Start of Data supplied
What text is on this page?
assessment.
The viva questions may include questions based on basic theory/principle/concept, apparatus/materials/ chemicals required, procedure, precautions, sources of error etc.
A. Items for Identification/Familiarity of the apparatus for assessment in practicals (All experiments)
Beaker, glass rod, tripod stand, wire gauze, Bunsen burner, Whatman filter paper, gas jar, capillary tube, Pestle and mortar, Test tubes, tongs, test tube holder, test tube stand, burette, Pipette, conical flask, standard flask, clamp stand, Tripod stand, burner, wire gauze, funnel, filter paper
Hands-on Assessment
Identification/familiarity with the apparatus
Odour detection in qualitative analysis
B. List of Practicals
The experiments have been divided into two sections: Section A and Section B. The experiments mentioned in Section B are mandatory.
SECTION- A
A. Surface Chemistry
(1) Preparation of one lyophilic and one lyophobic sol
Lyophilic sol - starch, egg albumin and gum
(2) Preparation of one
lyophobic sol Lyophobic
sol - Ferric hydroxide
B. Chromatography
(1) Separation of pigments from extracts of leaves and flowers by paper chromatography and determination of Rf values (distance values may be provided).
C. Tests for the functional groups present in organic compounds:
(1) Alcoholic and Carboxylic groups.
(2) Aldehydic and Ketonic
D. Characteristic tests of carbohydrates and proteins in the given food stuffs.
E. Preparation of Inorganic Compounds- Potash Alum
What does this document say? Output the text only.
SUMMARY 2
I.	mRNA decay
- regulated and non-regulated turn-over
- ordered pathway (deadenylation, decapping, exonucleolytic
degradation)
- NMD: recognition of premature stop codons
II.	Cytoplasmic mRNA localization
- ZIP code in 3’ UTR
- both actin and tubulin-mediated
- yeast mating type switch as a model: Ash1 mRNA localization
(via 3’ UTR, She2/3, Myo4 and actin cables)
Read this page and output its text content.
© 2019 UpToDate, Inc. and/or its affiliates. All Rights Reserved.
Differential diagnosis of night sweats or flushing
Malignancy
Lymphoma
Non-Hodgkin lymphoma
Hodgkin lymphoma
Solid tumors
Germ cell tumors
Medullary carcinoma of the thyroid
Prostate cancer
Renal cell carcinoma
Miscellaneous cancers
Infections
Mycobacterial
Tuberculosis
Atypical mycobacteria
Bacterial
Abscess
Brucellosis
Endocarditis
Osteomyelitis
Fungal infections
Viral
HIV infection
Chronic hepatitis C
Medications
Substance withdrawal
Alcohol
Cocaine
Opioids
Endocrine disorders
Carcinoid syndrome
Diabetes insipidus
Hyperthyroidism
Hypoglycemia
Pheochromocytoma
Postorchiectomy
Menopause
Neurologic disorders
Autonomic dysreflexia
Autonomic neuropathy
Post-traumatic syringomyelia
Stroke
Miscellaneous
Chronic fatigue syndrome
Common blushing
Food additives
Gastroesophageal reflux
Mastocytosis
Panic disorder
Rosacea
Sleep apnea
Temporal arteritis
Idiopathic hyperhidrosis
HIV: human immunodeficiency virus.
End of Data supplied
Instructions for the task> Go through the records and copy all of them exactly.

Result>
What text is on this page?
assessment.
The viva questions may include questions based on basic theory/principle/concept, apparatus/materials/ chemicals required, procedure, precautions, sources of error etc.
A. Items for Identification/Familiarity of the apparatus for assessment in practicals (All experiments)
Beaker, glass rod, tripod stand, wire gauze, Bunsen burner, Whatman filter paper, gas jar, capillary tube, Pestle and mortar, Test tubes, tongs, test tube holder, test tube stand, burette, Pipette, conical flask, standard flask, clamp stand, Tripod stand, burner, wire gauze, funnel, filter paper
Hands-on Assessment
Identification/familiarity with the apparatus
Odour detection in qualitative analysis
B. List of Practicals
The experiments have been divided into two sections: Section A and Section B. The experiments mentioned in Section B are mandatory.
SECTION- A
A. Surface Chemistry
(1) Preparation of one lyophilic and one lyophobic sol
Lyophilic sol - starch, egg albumin and gum
(2) Preparation of one
lyophobic sol Lyophobic
sol - Ferric hydroxide
B. Chromatography
(1) Separation of pigments from extracts of leaves and flowers by paper chromatography and determination of Rf values (distance values may be provided).
C. Tests for the functional groups present in organic compounds:
(1) Alcoholic and Carboxylic groups.
(2) Aldehydic and Ketonic
D. Characteristic tests of carbohydrates and proteins in the given food stuffs.
E. Preparation of Inorganic Compounds- Potash Alum
What does this document say? Output the text only.
SUMMARY 2
I.	mRNA decay
- regulated and non-regulated turn-over
- ordered pathway (deadenylation, decapping, exonucleolytic
degradation)
- NMD: recognition of premature stop codons
II.	Cytoplasmic mRNA localization
- ZIP code in 3’ UTR
- both actin and tubulin-mediated
- yeast mating type switch as a model: Ash1 mRNA localization
(via 3’ UTR, She2/3, Myo4 and actin cables)
Read this page and output its text content.
© 2019 UpToDate, Inc. and/or its affiliates. All Rights Reserved.
Differential diagnosis of night sweats or flushing
Malignancy
Lymphoma
Non-Hodgkin lymphoma
Hodgkin lymphoma
Solid tumors
Germ cell tumors
Medullary carcinoma of the thyroid
Prostate cancer
Renal cell carcinoma
Miscellaneous cancers
Infections
Mycobacterial
Tuberculosis
Atypical mycobacteria
Bacterial
Abscess
Brucellosis
Endocarditis
Osteomyelitis
Fungal infections
Viral
HIV infection
Chronic hepatitis C
Medications
Substance withdrawal
Alcohol
Cocaine
Opioids
Endocrine disorders
Carcinoid syndrome
Diabetes insipidus
Hyperthyroidism
Hypoglycemia
Pheochromocytoma
Postorchiectomy
Menopause
Neurologic disorders
Autonomic dysreflexia
Autonomic neuropathy
Post-traumatic syringomyelia
Stroke
Miscellaneous
Chronic fatigue syndrome
Common blushing
Food additives
Gastroesophageal reflux
Mastocytosis
Panic disorder
Rosacea
Sleep apnea
Temporal arteritis
Idiopathic hyperhidrosis
HIV: human immunodeficiency virus.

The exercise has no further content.